- [Aim of the task]: Every entry below should be transcribed exactly; pictures stay out of the copy.

- [Data provided]:
——————

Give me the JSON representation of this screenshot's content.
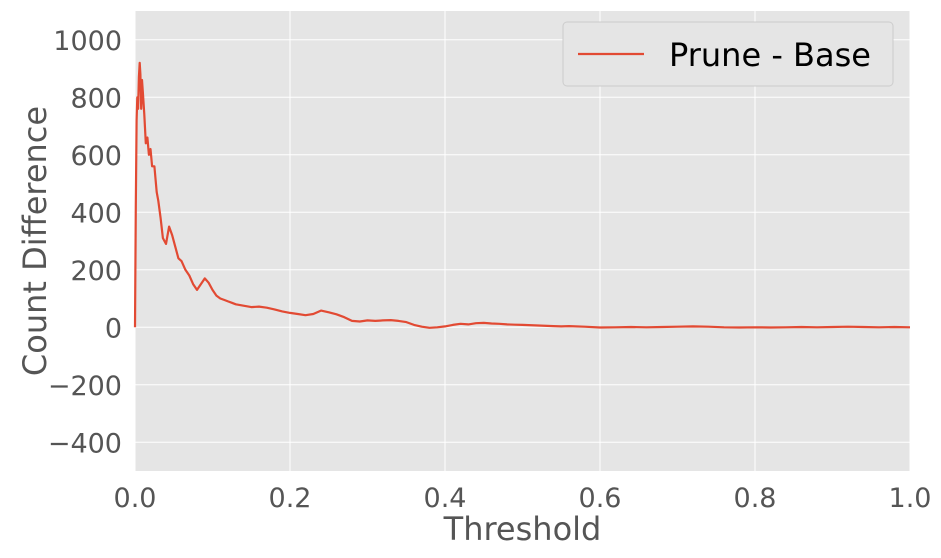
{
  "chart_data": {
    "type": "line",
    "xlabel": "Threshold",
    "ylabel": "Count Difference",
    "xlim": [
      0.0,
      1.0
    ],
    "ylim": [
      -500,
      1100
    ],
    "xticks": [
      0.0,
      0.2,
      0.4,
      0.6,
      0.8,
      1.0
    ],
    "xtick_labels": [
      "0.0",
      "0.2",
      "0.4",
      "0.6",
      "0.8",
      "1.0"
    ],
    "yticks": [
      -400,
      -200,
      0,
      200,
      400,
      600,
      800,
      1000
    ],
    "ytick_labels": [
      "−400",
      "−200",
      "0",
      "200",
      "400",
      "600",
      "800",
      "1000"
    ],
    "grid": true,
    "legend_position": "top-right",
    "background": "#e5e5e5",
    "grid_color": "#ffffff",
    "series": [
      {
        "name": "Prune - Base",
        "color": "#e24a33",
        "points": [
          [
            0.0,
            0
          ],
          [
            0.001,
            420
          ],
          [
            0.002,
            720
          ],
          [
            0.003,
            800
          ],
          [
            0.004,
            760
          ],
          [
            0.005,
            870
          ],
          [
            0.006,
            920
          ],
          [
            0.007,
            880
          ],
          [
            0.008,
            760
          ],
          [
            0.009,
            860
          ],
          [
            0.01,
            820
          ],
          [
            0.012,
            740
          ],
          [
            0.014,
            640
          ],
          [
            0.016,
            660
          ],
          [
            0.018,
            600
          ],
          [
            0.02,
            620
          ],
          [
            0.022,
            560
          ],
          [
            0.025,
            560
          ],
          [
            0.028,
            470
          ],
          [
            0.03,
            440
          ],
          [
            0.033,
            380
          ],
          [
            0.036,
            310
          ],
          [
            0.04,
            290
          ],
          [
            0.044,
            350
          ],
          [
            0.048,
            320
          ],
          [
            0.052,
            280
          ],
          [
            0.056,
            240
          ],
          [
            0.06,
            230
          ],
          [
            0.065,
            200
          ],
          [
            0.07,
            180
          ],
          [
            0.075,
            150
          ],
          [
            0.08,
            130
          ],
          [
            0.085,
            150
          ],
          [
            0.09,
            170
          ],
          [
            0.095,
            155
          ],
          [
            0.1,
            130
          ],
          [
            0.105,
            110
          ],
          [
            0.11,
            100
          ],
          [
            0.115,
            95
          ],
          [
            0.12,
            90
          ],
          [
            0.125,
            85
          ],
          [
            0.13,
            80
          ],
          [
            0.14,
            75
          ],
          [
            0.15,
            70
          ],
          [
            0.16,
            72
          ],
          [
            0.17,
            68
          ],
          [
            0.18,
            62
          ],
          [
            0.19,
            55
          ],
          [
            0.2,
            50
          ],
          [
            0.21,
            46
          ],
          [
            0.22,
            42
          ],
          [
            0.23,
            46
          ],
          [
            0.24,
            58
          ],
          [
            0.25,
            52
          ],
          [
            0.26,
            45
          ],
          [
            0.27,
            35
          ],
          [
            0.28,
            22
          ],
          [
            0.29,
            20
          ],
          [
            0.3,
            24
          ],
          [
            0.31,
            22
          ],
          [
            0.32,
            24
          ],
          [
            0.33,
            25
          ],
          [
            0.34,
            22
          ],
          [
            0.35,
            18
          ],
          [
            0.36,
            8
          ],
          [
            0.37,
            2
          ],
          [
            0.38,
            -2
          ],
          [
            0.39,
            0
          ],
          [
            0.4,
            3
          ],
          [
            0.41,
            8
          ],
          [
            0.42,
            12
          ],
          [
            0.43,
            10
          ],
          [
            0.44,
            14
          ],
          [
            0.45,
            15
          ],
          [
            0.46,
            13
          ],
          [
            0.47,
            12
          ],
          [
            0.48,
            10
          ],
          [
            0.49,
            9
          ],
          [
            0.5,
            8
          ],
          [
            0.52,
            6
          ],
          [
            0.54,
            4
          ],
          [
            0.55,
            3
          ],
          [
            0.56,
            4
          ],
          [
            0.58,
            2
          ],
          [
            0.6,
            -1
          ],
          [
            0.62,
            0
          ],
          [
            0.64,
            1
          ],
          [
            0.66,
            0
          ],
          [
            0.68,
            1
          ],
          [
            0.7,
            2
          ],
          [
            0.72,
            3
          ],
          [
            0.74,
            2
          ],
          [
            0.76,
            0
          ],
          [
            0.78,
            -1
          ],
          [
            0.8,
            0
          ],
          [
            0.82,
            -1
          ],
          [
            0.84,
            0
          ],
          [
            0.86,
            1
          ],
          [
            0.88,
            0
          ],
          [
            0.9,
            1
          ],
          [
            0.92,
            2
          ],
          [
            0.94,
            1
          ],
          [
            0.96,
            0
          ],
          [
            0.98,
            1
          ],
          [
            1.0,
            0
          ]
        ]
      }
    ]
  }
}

——————

- [Result below]:
Give me the JSON representation of this screenshot's content.
{
  "chart_data": {
    "type": "line",
    "xlabel": "Threshold",
    "ylabel": "Count Difference",
    "xlim": [
      0.0,
      1.0
    ],
    "ylim": [
      -500,
      1100
    ],
    "xticks": [
      0.0,
      0.2,
      0.4,
      0.6,
      0.8,
      1.0
    ],
    "xtick_labels": [
      "0.0",
      "0.2",
      "0.4",
      "0.6",
      "0.8",
      "1.0"
    ],
    "yticks": [
      -400,
      -200,
      0,
      200,
      400,
      600,
      800,
      1000
    ],
    "ytick_labels": [
      "−400",
      "−200",
      "0",
      "200",
      "400",
      "600",
      "800",
      "1000"
    ],
    "grid": true,
    "legend_position": "top-right",
    "background": "#e5e5e5",
    "grid_color": "#ffffff",
    "series": [
      {
        "name": "Prune - Base",
        "color": "#e24a33",
        "points": [
          [
            0.0,
            0
          ],
          [
            0.001,
            420
          ],
          [
            0.002,
            720
          ],
          [
            0.003,
            800
          ],
          [
            0.004,
            760
          ],
          [
            0.005,
            870
          ],
          [
            0.006,
            920
          ],
          [
            0.007,
            880
          ],
          [
            0.008,
            760
          ],
          [
            0.009,
            860
          ],
          [
            0.01,
            820
          ],
          [
            0.012,
            740
          ],
          [
            0.014,
            640
          ],
          [
            0.016,
            660
          ],
          [
            0.018,
            600
          ],
          [
            0.02,
            620
          ],
          [
            0.022,
            560
          ],
          [
            0.025,
            560
          ],
          [
            0.028,
            470
          ],
          [
            0.03,
            440
          ],
          [
            0.033,
            380
          ],
          [
            0.036,
            310
          ],
          [
            0.04,
            290
          ],
          [
            0.044,
            350
          ],
          [
            0.048,
            320
          ],
          [
            0.052,
            280
          ],
          [
            0.056,
            240
          ],
          [
            0.06,
            230
          ],
          [
            0.065,
            200
          ],
          [
            0.07,
            180
          ],
          [
            0.075,
            150
          ],
          [
            0.08,
            130
          ],
          [
            0.085,
            150
          ],
          [
            0.09,
            170
          ],
          [
            0.095,
            155
          ],
          [
            0.1,
            130
          ],
          [
            0.105,
            110
          ],
          [
            0.11,
            100
          ],
          [
            0.115,
            95
          ],
          [
            0.12,
            90
          ],
          [
            0.125,
            85
          ],
          [
            0.13,
            80
          ],
          [
            0.14,
            75
          ],
          [
            0.15,
            70
          ],
          [
            0.16,
            72
          ],
          [
            0.17,
            68
          ],
          [
            0.18,
            62
          ],
          [
            0.19,
            55
          ],
          [
            0.2,
            50
          ],
          [
            0.21,
            46
          ],
          [
            0.22,
            42
          ],
          [
            0.23,
            46
          ],
          [
            0.24,
            58
          ],
          [
            0.25,
            52
          ],
          [
            0.26,
            45
          ],
          [
            0.27,
            35
          ],
          [
            0.28,
            22
          ],
          [
            0.29,
            20
          ],
          [
            0.3,
            24
          ],
          [
            0.31,
            22
          ],
          [
            0.32,
            24
          ],
          [
            0.33,
            25
          ],
          [
            0.34,
            22
          ],
          [
            0.35,
            18
          ],
          [
            0.36,
            8
          ],
          [
            0.37,
            2
          ],
          [
            0.38,
            -2
          ],
          [
            0.39,
            0
          ],
          [
            0.4,
            3
          ],
          [
            0.41,
            8
          ],
          [
            0.42,
            12
          ],
          [
            0.43,
            10
          ],
          [
            0.44,
            14
          ],
          [
            0.45,
            15
          ],
          [
            0.46,
            13
          ],
          [
            0.47,
            12
          ],
          [
            0.48,
            10
          ],
          [
            0.49,
            9
          ],
          [
            0.5,
            8
          ],
          [
            0.52,
            6
          ],
          [
            0.54,
            4
          ],
          [
            0.55,
            3
          ],
          [
            0.56,
            4
          ],
          [
            0.58,
            2
          ],
          [
            0.6,
            -1
          ],
          [
            0.62,
            0
          ],
          [
            0.64,
            1
          ],
          [
            0.66,
            0
          ],
          [
            0.68,
            1
          ],
          [
            0.7,
            2
          ],
          [
            0.72,
            3
          ],
          [
            0.74,
            2
          ],
          [
            0.76,
            0
          ],
          [
            0.78,
            -1
          ],
          [
            0.8,
            0
          ],
          [
            0.82,
            -1
          ],
          [
            0.84,
            0
          ],
          [
            0.86,
            1
          ],
          [
            0.88,
            0
          ],
          [
            0.9,
            1
          ],
          [
            0.92,
            2
          ],
          [
            0.94,
            1
          ],
          [
            0.96,
            0
          ],
          [
            0.98,
            1
          ],
          [
            1.0,
            0
          ]
        ]
      }
    ]
  }
}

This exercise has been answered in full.